**Recorded information**
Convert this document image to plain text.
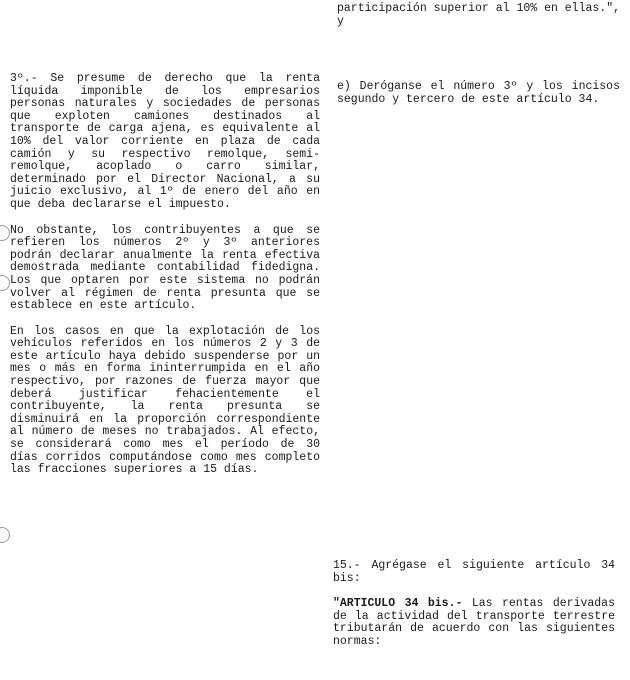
participación superior al 10% en ellas.", y

3º.- Se presume de derecho que la renta líquida imponible de los empresarios personas naturales y sociedades de personas que exploten camiones destinados al transporte de carga ajena, es equivalente al 10% del valor corriente en plaza de cada camión y su respectivo remolque, semi-remolque, acoplado o carro similar, determinado por el Director Nacional, a su juicio exclusivo, al 1º de enero del año en que deba declararse el impuesto.

No obstante, los contribuyentes a que se refieren los números 2º y 3º anteriores podrán declarar anualmente la renta efectiva demostrada mediante contabilidad fidedigna. Los que optaren por este sistema no podrán volver al régimen de renta presunta que se establece en este artículo.

En los casos en que la explotación de los vehículos referidos en los números 2 y 3 de este artículo haya debido suspenderse por un mes o más en forma ininterrumpida en el año respectivo, por razones de fuerza mayor que deberá justificar fehacientemente el contribuyente, la renta presunta se disminuirá en la proporción correspondiente al número de meses no trabajados. Al efecto, se considerará como mes el período de 30 días corridos computándose como mes completo las fracciones superiores a 15 días.

e) Deróganse el número 3º y los incisos segundo y tercero de este artículo 34.

15.- Agrégase el siguiente artículo 34 bis:

"ARTICULO 34 bis.- Las rentas derivadas de la actividad del transporte terrestre tributarán de acuerdo con las siguientes normas:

**What is asked**
Reproduce every line of the material precisely, omitting its pictures.

**Result of this task**
Convert this document image to plain text.
participación superior al 10% en ellas.", y

3º.- Se presume de derecho que la renta líquida imponible de los empresarios personas naturales y sociedades de personas que exploten camiones destinados al transporte de carga ajena, es equivalente al 10% del valor corriente en plaza de cada camión y su respectivo remolque, semi-remolque, acoplado o carro similar, determinado por el Director Nacional, a su juicio exclusivo, al 1º de enero del año en que deba declararse el impuesto.

No obstante, los contribuyentes a que se refieren los números 2º y 3º anteriores podrán declarar anualmente la renta efectiva demostrada mediante contabilidad fidedigna. Los que optaren por este sistema no podrán volver al régimen de renta presunta que se establece en este artículo.

En los casos en que la explotación de los vehículos referidos en los números 2 y 3 de este artículo haya debido suspenderse por un mes o más en forma ininterrumpida en el año respectivo, por razones de fuerza mayor que deberá justificar fehacientemente el contribuyente, la renta presunta se disminuirá en la proporción correspondiente al número de meses no trabajados. Al efecto, se considerará como mes el período de 30 días corridos computándose como mes completo las fracciones superiores a 15 días.

e) Deróganse el número 3º y los incisos segundo y tercero de este artículo 34.

15.- Agrégase el siguiente artículo 34 bis:

"ARTICULO 34 bis.- Las rentas derivadas de la actividad del transporte terrestre tributarán de acuerdo con las siguientes normas:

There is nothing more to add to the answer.